■ THE PROBLEM
Count every line where "this" shows up, and give that number only.

(Data excerpts)
******

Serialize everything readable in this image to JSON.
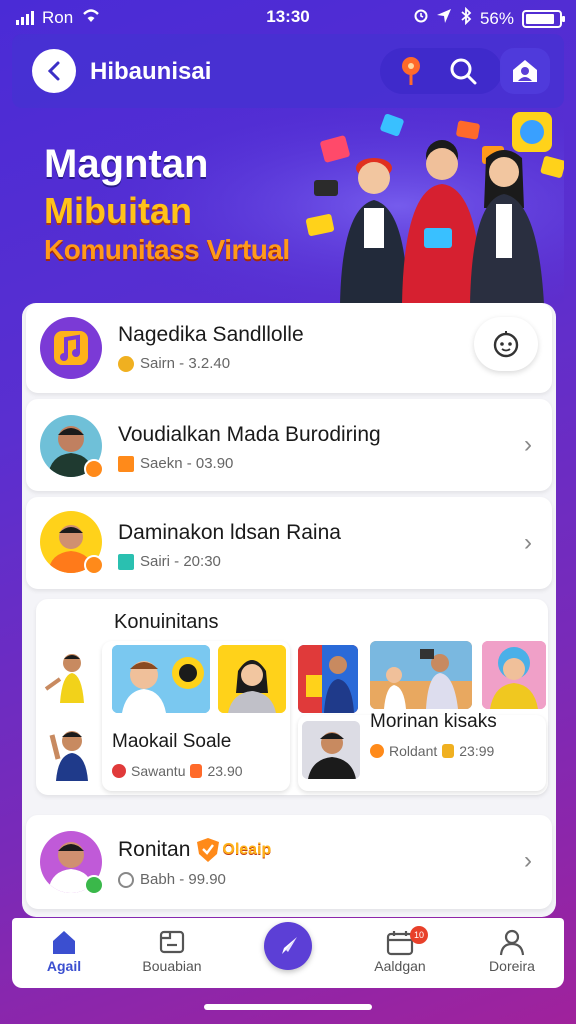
{
  "status": {
    "carrier": "Ron",
    "time": "13:30",
    "battery": "56%",
    "battery_level": 0.86
  },
  "header": {
    "title": "Hibaunisai"
  },
  "banner": {
    "line1": "Magntan",
    "line2": "Mibuitan",
    "line3": "Komunitass Virtual"
  },
  "list": {
    "items": [
      {
        "title": "Nagedika Sandllolle",
        "sub": "Sairn - 3.2.40"
      },
      {
        "title": "Voudialkan Mada  Burodiring",
        "sub": "Saekn - 03.90"
      },
      {
        "title": "Daminakon ldsan Raina",
        "sub": "Sairi - 20:30"
      }
    ],
    "community": {
      "title": "Konuinitans",
      "cards": [
        {
          "title": "Maokail Soale",
          "sub": "Sawantu",
          "count": "23.90"
        },
        {
          "title": "Morinan kisaks",
          "sub": "Roldant",
          "count": "23:99"
        }
      ]
    },
    "last_item": {
      "title": "Ronitan",
      "tag": "Oleaip",
      "sub": "Babh - 99.90"
    }
  },
  "nav": {
    "items": [
      {
        "label": "Agail"
      },
      {
        "label": "Bouabian"
      },
      {
        "label": "Aaldgan"
      },
      {
        "label": "Doreira"
      }
    ],
    "notif_count": "10"
  },
  "colors": {
    "accent": "#3b4fd0",
    "purple": "#5c3fd6",
    "orange": "#ff9a1a"
  }
}
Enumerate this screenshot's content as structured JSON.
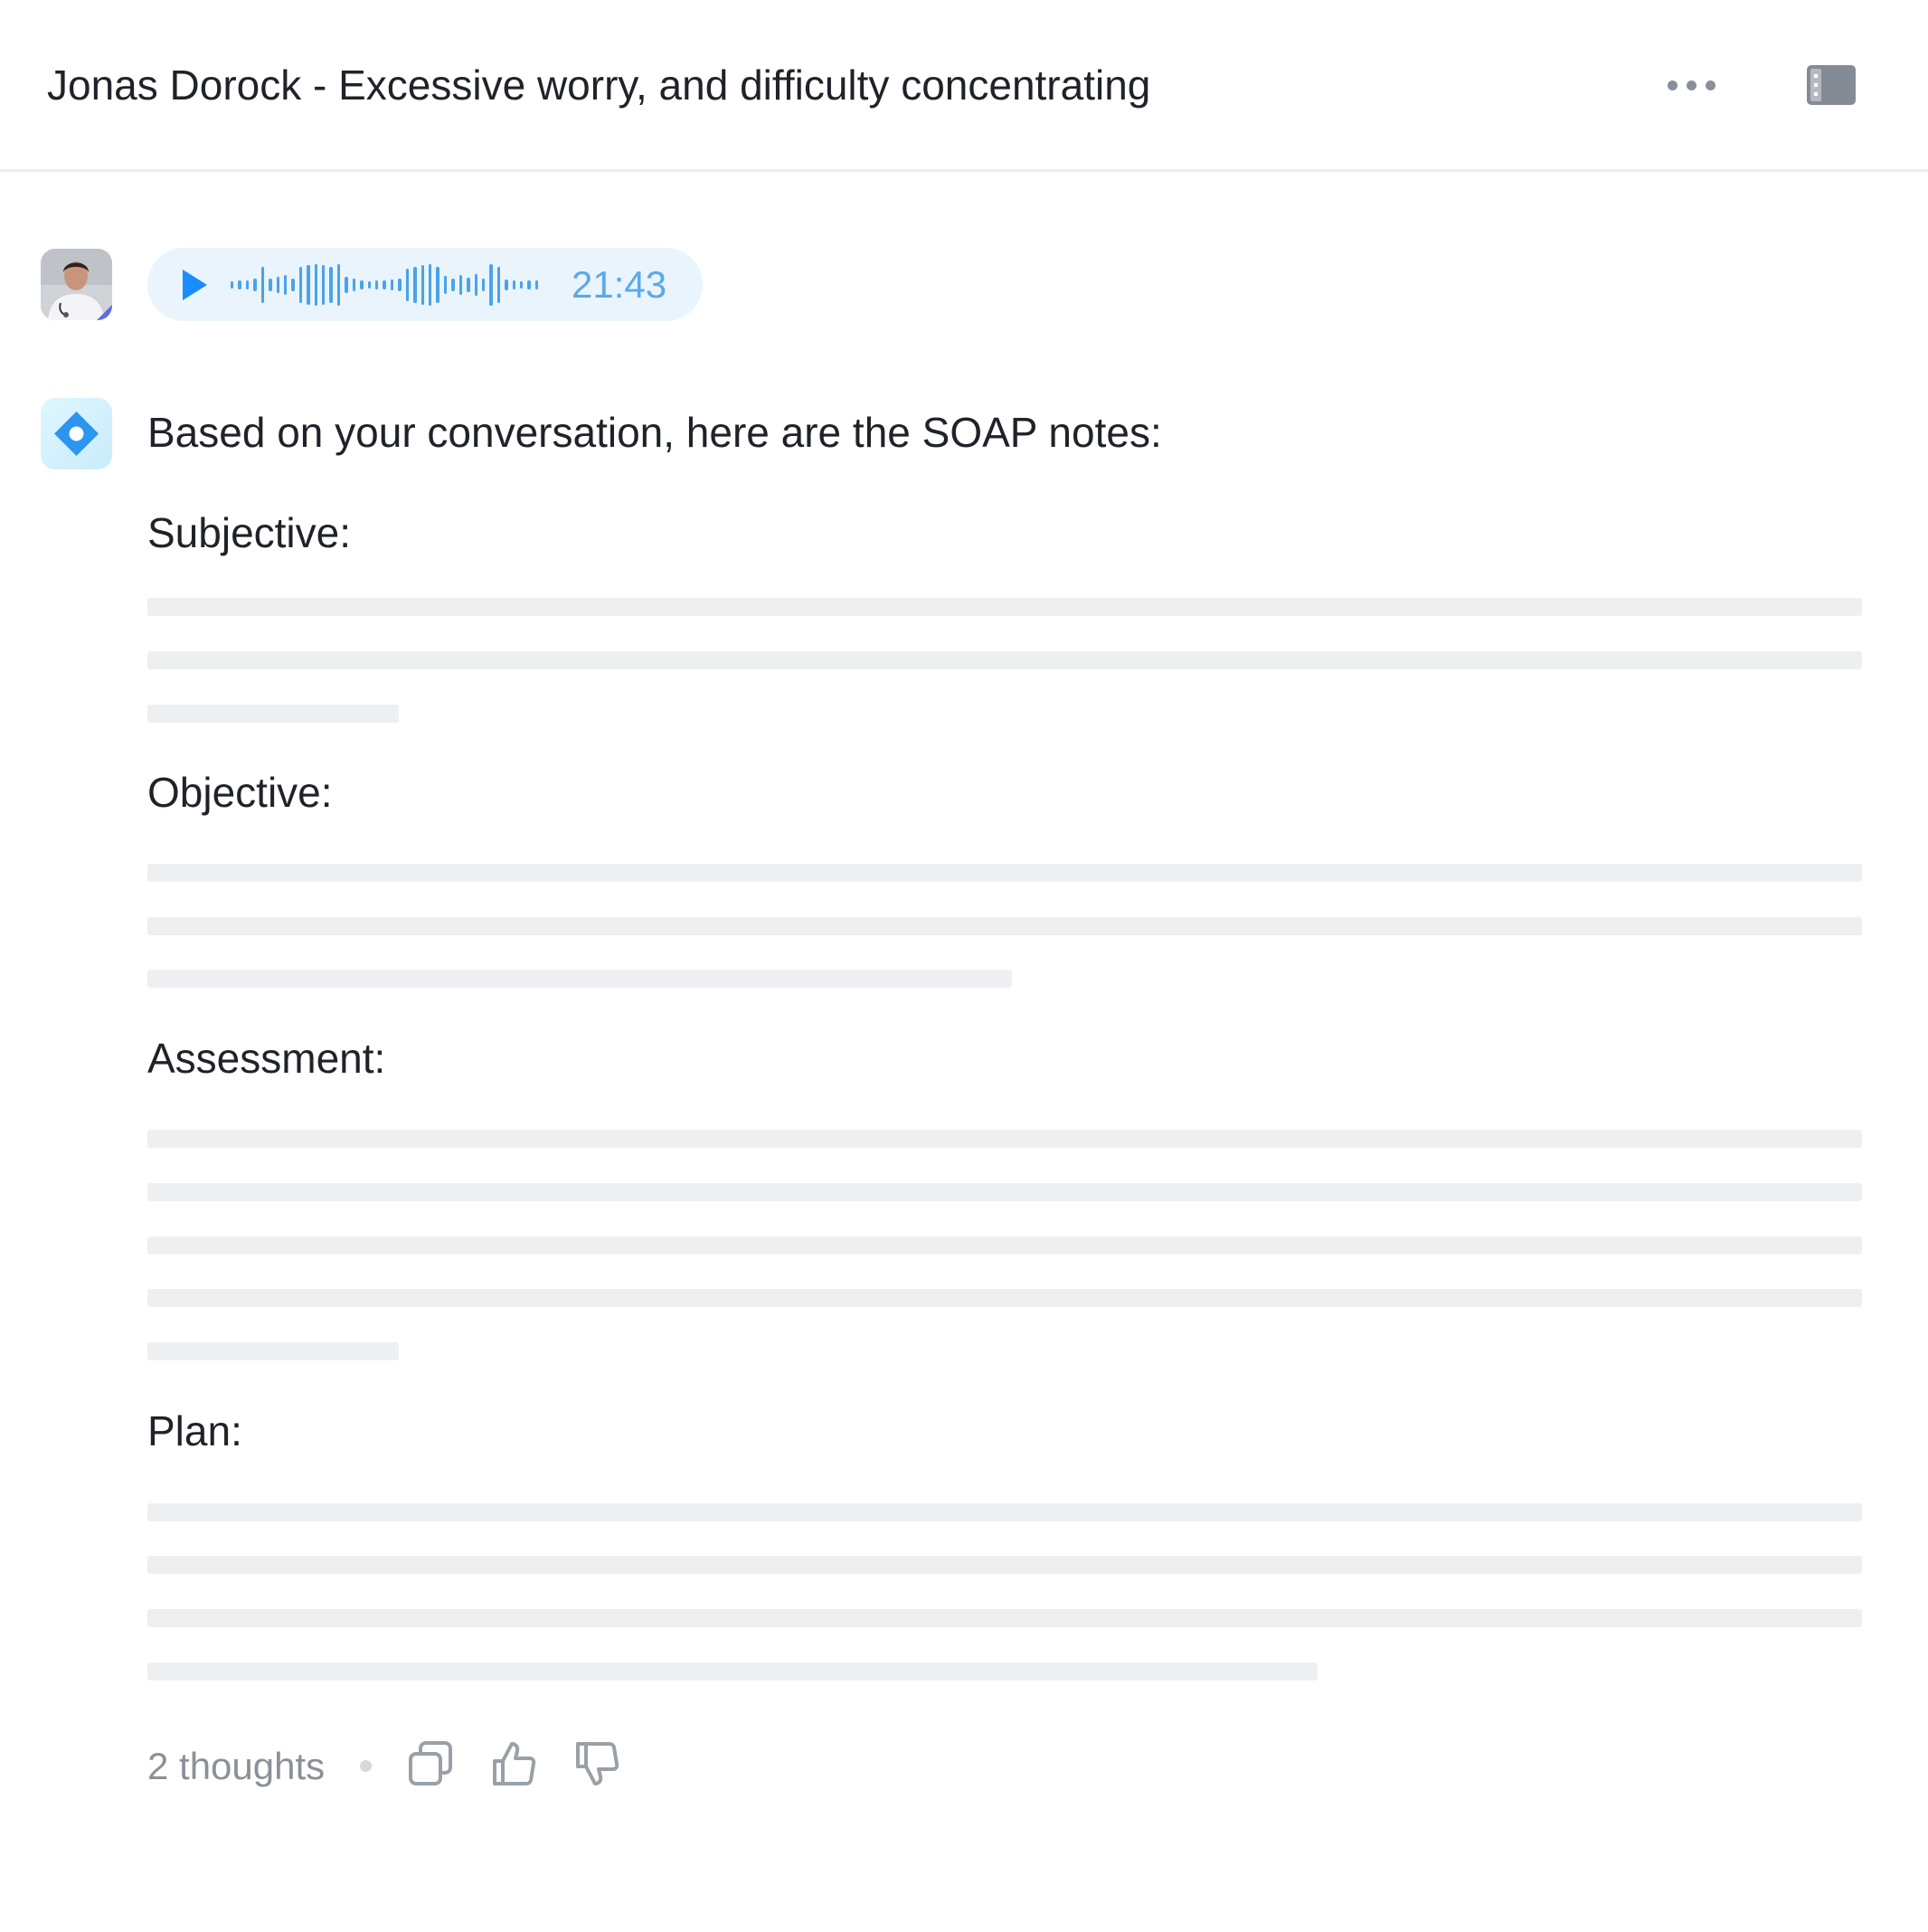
{
  "header": {
    "title": "Jonas Dorock - Excessive worry, and difficulty concentrating",
    "more_icon": "more-horizontal-icon",
    "panel_icon": "sidebar-toggle-icon"
  },
  "audio_message": {
    "duration": "21:43",
    "play_icon": "play-icon",
    "accent_color": "#1a8cff"
  },
  "assistant_message": {
    "intro": "Based on your conversation, here are the SOAP notes:",
    "sections": [
      {
        "heading": "Subjective:"
      },
      {
        "heading": "Objective:"
      },
      {
        "heading": "Assessment:"
      },
      {
        "heading": "Plan:"
      }
    ]
  },
  "footer": {
    "thoughts": "2 thoughts",
    "copy_icon": "copy-icon",
    "like_icon": "thumbs-up-icon",
    "dislike_icon": "thumbs-down-icon"
  },
  "colors": {
    "text": "#1f2329",
    "muted": "#8b9098",
    "skeleton": "#eeeff1",
    "audio_bg": "#eaf4fd",
    "waveform": "#4aa3e8"
  }
}
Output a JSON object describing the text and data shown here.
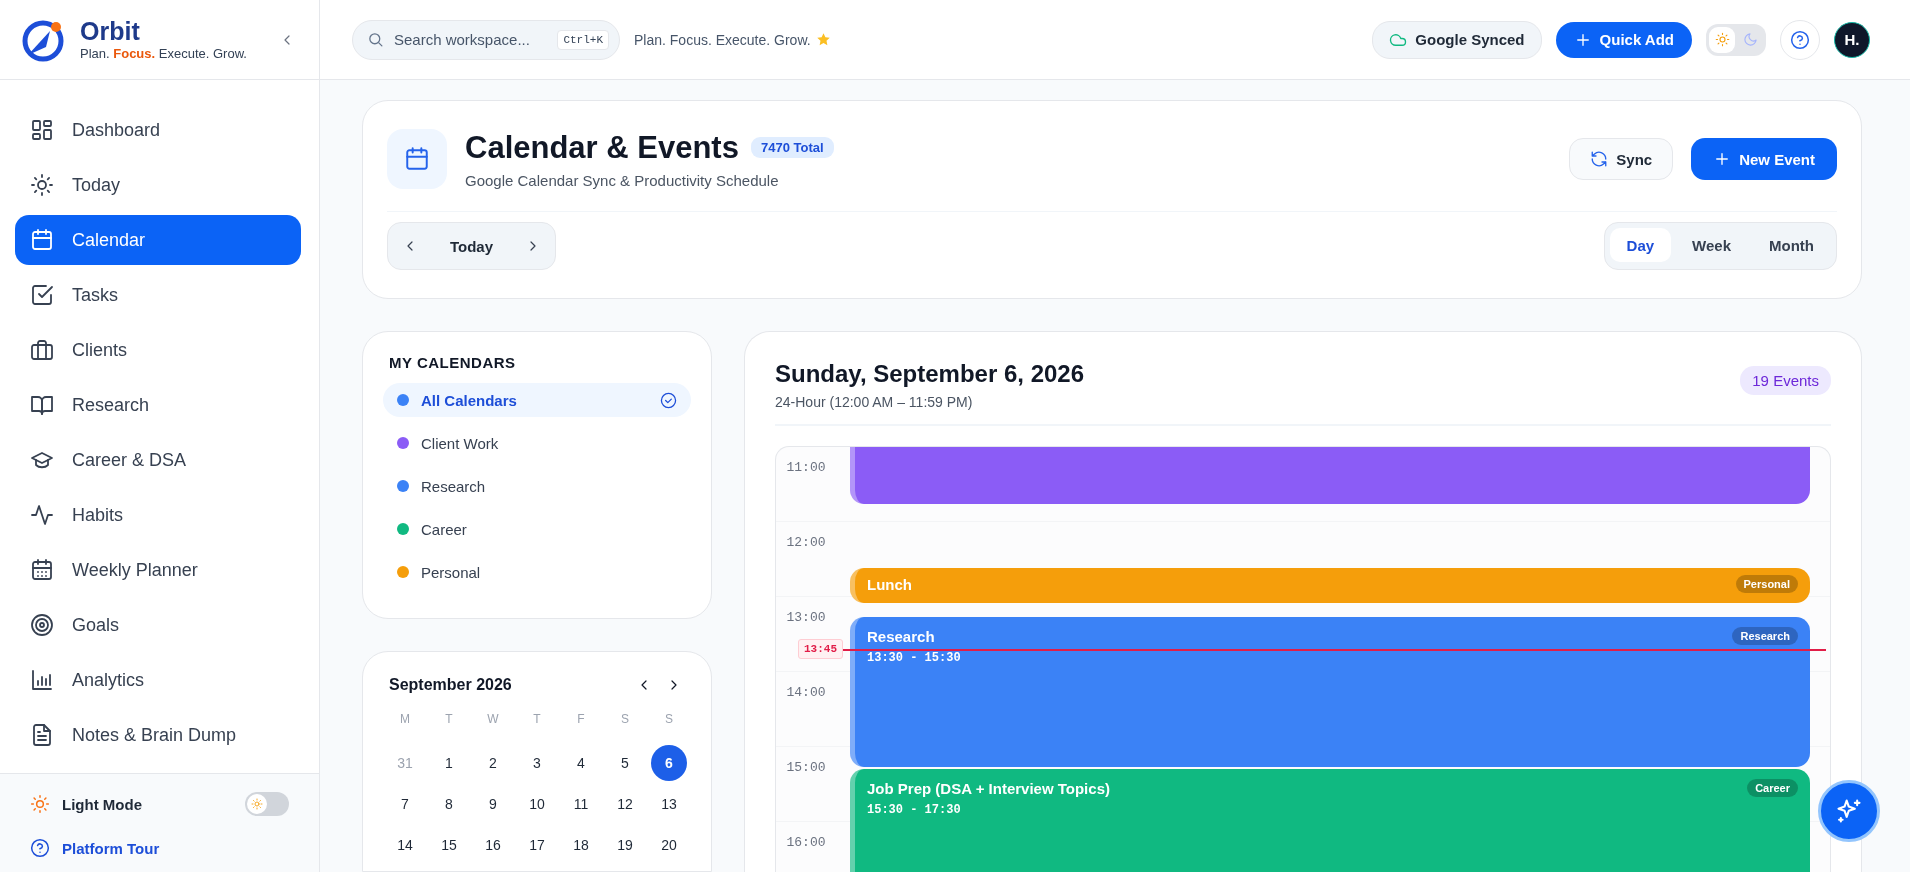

******

■ TASK OUTPUT
2